5) L'accent a aussi été mis par certains sur les dangers que pouvait représenter l'AMI au niveau des droits syndicaux. Ainsi, " FO [...] souligne [...] les dangers de certaines dispositions de l'accord pour la liberté syndicale et le droit de manifester (la "protection contre les troubles", notamment). " La Commission reprend d'ailleurs cette critique à son compte en affirmant que la rédaction " de l'article sur la " protection contre les troubles " [...] semble ouvrir droit à indemnisation des investisseurs étrangers en cas d'exercice du droit de grève ou de manifestation ".

6) Enfin, le CNPF ainsi que la plupart des fédérations professionnelles, quant à elles, même si elles se déclaraient " favorables " à l'accord, contestaient les avantages réservés aux Etats-Unis. " La nécessité d'obtenir un équilibre des concessions entre l'Europe et les Etats-Unis a [...] été soulignée par l'ensemble des interlocuteurs, qui ont été frappés par l'ampleur des réserves américaines. Nos interlocuteurs ne recommandent pas la signature d'un accord déséquilibré au profit des Etats-Unis ".

 

La Commission explique que, pour toutes ces raisons, malgré une " certaine diversité d'opinion ", " le soutien à l'AMI dans sa forme actuelle est limité et, quand il existe, conditionnel ".

 

 

Les (pro)positions de la Commission sur le sujet :

Il est à noter que la Commission – pourtant constituée par un gouvernement de gauche – n'est pas du tout opposée au principe de la libéralisation de l'investissement international, même si elle émet des réserves sur les moyens d'y parvenir. Ainsi, elle écrit : " [...] on doit se demander si l'on peut atteindre les objectifs de libéralisation par un accord plus simple et moins attentatoire à la souveraineté des Etats [...] ". Elle conclut que " [la] négociation devrait repartir – si cela est possible – mais sur de nouvelles bases pour aboutir à un accord différent ". Elle précise qu'elle souhaite un accord plus soucieux de social et d'environnement : " Dans le désordre actuel de la mondialisation, il y a un intérêt de tous les pays à l'établissement de règles stables et équitables. Un accord peut offrir l'occasion de franchir une étape dans la voie d'une meilleure régulation de l'économie mondiale en stabilisant les régimes d'investissements et en réalisant des progrès sur les normes sociales et environnementales ".

La Commission, pour relancer les négociations sur la libéralisation de l'investissement, ne présente que deux possibilités : " soit réamorcer la négociation à l'OCDE, avec pour objectif d'obtenir une réorientation fondamentale ", " soit demander l'ouverture d'une négociation à l'OMC, l'OCDE conservant un rôle d'expertise et de soutien ". Remarquons que les deux seules institutions proposées pour la reprise des négociations sont plus connues pour leurs positions libérales que pour leurs positions sociales ou environnementales...

(Enregistrements indiquant où apparaissent les éléments)

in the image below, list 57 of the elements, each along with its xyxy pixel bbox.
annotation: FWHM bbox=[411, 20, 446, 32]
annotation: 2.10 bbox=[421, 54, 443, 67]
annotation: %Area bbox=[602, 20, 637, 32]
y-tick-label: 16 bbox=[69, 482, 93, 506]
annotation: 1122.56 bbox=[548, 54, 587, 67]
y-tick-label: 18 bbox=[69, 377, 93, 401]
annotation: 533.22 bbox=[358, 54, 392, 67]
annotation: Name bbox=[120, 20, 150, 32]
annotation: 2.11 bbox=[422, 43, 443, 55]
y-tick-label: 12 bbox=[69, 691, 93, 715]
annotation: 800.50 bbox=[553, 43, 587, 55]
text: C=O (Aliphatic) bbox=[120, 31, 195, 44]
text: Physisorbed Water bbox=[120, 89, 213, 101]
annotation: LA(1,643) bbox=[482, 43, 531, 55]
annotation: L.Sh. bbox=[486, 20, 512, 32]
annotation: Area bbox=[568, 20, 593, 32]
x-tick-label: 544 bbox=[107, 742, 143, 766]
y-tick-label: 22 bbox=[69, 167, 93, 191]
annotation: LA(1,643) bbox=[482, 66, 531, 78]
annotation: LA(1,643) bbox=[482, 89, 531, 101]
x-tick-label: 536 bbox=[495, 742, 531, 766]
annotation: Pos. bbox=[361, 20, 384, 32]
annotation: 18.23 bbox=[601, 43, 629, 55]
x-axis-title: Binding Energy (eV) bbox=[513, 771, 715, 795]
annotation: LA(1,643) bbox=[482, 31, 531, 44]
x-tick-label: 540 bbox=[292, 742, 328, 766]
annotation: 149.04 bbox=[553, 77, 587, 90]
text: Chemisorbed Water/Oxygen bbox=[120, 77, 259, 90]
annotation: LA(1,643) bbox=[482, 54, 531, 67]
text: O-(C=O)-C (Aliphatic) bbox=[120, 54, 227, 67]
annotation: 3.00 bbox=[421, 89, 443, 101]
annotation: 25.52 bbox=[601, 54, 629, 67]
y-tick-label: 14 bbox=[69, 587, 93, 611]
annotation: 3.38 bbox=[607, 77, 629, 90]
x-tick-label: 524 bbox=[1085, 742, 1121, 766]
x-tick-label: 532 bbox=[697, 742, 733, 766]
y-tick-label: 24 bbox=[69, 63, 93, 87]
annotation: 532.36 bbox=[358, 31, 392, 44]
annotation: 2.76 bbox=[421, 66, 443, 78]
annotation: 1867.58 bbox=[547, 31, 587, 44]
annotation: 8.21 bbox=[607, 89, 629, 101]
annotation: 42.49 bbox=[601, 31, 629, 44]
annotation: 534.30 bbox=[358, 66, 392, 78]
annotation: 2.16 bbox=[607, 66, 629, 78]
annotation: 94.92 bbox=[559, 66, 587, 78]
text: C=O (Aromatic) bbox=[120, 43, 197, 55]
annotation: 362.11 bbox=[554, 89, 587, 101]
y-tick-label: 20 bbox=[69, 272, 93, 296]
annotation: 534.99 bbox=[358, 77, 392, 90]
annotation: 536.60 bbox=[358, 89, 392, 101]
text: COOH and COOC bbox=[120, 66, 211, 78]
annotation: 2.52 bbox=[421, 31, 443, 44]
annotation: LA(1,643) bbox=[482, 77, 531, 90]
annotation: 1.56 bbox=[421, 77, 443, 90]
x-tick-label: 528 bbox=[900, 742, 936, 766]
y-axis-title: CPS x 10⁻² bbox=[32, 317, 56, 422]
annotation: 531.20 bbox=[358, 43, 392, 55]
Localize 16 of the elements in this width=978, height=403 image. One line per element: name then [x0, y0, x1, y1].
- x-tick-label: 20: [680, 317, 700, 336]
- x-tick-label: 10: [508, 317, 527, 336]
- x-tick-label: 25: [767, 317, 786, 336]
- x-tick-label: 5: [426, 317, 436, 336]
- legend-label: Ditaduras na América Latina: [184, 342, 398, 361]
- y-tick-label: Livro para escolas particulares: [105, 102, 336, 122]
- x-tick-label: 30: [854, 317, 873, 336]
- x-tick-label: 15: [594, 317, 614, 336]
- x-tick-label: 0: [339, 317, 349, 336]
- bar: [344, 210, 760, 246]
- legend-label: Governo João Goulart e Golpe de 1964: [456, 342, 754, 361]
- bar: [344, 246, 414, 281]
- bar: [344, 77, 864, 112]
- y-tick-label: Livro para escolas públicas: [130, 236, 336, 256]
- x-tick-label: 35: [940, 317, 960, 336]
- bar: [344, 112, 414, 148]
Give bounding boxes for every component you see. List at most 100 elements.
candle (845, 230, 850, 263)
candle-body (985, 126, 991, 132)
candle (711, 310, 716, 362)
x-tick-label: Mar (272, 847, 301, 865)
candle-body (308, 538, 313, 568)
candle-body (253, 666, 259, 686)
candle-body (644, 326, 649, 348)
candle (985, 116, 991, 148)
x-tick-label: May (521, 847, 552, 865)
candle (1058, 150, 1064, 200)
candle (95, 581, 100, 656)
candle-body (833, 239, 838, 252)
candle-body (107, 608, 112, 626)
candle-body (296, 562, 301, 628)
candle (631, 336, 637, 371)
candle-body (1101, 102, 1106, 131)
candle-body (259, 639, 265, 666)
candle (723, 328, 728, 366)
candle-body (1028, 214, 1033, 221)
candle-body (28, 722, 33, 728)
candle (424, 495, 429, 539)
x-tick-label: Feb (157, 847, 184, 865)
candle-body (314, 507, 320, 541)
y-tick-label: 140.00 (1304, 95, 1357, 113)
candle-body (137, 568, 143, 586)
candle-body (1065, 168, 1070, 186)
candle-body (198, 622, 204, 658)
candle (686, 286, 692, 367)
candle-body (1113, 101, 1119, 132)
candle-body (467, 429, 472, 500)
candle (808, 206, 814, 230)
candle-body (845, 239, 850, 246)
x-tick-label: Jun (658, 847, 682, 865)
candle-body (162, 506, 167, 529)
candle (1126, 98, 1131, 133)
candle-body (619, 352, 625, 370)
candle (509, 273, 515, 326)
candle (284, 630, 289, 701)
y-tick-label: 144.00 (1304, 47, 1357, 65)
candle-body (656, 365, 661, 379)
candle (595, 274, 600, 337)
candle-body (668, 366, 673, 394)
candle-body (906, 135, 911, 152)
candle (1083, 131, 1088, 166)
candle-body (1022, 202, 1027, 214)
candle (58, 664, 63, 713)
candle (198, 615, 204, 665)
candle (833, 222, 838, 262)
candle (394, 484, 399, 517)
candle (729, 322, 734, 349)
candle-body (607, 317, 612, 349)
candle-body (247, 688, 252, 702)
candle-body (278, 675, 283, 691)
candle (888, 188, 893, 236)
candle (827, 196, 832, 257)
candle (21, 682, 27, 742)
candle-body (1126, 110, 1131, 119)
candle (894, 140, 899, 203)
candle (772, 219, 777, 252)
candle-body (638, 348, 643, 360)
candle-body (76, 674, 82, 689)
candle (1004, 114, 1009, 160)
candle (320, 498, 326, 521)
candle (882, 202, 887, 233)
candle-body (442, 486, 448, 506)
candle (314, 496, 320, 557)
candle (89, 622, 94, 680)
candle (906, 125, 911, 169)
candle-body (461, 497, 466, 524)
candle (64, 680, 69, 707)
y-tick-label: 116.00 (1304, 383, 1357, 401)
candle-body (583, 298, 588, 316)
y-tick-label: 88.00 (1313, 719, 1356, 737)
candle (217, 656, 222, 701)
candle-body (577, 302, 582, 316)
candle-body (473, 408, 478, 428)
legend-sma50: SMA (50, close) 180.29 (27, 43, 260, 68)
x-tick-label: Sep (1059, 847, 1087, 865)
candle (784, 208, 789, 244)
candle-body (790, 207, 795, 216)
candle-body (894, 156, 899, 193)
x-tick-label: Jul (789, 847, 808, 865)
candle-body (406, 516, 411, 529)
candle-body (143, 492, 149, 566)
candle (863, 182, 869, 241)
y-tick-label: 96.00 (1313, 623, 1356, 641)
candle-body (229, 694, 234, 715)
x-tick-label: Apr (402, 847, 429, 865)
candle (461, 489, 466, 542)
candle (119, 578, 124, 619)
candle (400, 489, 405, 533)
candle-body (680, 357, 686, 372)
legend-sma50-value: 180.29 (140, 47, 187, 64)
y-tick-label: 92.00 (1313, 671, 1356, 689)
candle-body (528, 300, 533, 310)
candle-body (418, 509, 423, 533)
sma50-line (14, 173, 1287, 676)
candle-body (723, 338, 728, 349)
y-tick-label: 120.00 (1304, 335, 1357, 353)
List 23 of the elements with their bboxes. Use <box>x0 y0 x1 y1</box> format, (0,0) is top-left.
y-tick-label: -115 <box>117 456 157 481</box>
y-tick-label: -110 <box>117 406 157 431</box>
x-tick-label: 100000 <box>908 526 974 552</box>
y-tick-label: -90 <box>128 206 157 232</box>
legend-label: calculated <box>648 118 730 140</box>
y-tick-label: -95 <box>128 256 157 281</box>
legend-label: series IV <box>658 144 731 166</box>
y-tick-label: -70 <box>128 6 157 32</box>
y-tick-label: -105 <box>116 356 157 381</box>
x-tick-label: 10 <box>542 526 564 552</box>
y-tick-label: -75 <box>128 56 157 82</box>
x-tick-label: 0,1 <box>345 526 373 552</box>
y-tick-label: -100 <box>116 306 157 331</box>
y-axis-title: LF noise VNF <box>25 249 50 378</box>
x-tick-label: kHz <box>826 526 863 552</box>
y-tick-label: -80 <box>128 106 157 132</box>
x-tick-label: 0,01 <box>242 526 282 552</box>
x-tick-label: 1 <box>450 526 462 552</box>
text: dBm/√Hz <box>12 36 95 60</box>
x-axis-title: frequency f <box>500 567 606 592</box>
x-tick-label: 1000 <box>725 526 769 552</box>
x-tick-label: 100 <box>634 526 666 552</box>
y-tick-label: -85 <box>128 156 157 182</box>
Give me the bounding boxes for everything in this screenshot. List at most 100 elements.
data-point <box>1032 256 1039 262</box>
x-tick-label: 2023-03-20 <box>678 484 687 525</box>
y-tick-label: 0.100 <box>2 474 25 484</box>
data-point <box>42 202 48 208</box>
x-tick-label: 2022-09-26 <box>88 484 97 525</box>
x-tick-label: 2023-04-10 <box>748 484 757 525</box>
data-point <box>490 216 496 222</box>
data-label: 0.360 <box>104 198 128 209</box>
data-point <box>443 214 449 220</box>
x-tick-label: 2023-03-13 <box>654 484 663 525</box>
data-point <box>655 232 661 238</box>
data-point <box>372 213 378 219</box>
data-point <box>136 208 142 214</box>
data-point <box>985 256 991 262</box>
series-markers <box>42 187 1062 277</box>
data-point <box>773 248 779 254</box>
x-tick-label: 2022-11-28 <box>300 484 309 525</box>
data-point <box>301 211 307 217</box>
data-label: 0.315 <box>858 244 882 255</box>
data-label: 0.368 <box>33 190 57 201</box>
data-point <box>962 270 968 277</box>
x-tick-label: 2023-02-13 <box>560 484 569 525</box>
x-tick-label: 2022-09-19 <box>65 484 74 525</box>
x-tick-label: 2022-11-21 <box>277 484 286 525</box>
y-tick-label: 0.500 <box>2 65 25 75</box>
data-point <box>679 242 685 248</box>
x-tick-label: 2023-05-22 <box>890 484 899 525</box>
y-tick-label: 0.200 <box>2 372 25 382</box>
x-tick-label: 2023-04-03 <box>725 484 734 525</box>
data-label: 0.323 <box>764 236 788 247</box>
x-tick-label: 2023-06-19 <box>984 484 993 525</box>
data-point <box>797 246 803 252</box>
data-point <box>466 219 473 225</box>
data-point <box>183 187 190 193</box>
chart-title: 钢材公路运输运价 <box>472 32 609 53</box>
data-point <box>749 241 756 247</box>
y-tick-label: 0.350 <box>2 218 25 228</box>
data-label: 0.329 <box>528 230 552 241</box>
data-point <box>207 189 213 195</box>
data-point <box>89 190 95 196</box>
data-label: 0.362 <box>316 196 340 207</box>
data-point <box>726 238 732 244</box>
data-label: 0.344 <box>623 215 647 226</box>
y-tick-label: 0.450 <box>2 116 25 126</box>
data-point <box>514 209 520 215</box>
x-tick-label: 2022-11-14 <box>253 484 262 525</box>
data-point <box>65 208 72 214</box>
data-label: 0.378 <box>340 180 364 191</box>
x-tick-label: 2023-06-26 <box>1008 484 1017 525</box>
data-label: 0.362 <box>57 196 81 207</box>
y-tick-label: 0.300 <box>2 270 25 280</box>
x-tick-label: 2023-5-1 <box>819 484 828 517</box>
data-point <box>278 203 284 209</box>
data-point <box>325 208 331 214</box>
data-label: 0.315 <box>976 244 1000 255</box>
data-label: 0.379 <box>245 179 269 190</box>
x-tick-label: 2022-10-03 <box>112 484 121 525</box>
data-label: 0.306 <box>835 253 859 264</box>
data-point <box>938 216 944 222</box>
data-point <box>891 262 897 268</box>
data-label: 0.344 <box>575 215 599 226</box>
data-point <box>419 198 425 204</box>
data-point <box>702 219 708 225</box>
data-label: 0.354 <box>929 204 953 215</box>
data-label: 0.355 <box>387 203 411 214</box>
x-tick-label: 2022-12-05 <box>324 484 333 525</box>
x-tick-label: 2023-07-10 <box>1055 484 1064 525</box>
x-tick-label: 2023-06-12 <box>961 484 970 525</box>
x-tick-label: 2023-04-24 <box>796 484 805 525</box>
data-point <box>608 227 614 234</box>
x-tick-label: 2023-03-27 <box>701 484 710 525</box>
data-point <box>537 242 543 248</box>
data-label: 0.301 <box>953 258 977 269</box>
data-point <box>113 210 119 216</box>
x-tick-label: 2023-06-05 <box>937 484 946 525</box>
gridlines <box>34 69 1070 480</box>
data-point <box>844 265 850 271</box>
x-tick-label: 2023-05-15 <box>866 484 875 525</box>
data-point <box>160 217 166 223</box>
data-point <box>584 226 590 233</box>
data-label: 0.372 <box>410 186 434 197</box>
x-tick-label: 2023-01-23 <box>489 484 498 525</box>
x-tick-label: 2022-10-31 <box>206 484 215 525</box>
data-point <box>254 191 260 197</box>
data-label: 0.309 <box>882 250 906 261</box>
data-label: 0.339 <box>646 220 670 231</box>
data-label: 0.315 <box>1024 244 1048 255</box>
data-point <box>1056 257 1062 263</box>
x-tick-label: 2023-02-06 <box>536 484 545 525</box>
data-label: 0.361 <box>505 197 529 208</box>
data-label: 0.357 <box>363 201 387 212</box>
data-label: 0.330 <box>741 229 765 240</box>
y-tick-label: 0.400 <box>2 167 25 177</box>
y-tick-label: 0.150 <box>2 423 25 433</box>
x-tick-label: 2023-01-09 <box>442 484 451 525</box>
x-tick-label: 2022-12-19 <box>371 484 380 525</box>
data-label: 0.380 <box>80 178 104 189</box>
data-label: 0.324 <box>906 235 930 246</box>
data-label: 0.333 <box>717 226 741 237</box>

• Consignes de l'exercice:
• A. Répondez à ces questions sur l'extrait consacré à l'AMI :
(i) Quelle organisation souligne les dangers de certaines dispositions de l'accord pour la liberté syndicale et le droit de manifester ?
(ii) Qui contestait les avantages réservés aux États-Unis tout en se déclarant favorable à l'accord ?
(iii) Quelles sont les deux institutions proposées par la Commission pour relancer les négociations ?
• B. Reproduisez, s'il vous plaît, le passage de l'extrait consacré à l'AMI qui va de « La Commission, pour » jusqu'à « sociales ou environnementales... » inclus.

• Résultats par tâche:
• A.
(i) FO.
(ii) Le CNPF ainsi que la plupart des fédérations professionnelles.
(iii) L'OCDE et l'OMC.

• B.
La Commission, pour relancer les négociations sur la libéralisation de l'investissement, ne présente que deux possibilités : " soit réamorcer la négociation à l'OCDE, avec pour objectif d'obtenir une réorientation fondamentale ", " soit demander l'ouverture d'une négociation à l'OMC, l'OCDE conservant un rôle d'expertise et de soutien ". Remarquons que les deux seules institutions proposées pour la reprise des négociations sont plus connues pour leurs positions libérales que pour leurs positions sociales ou environnementales...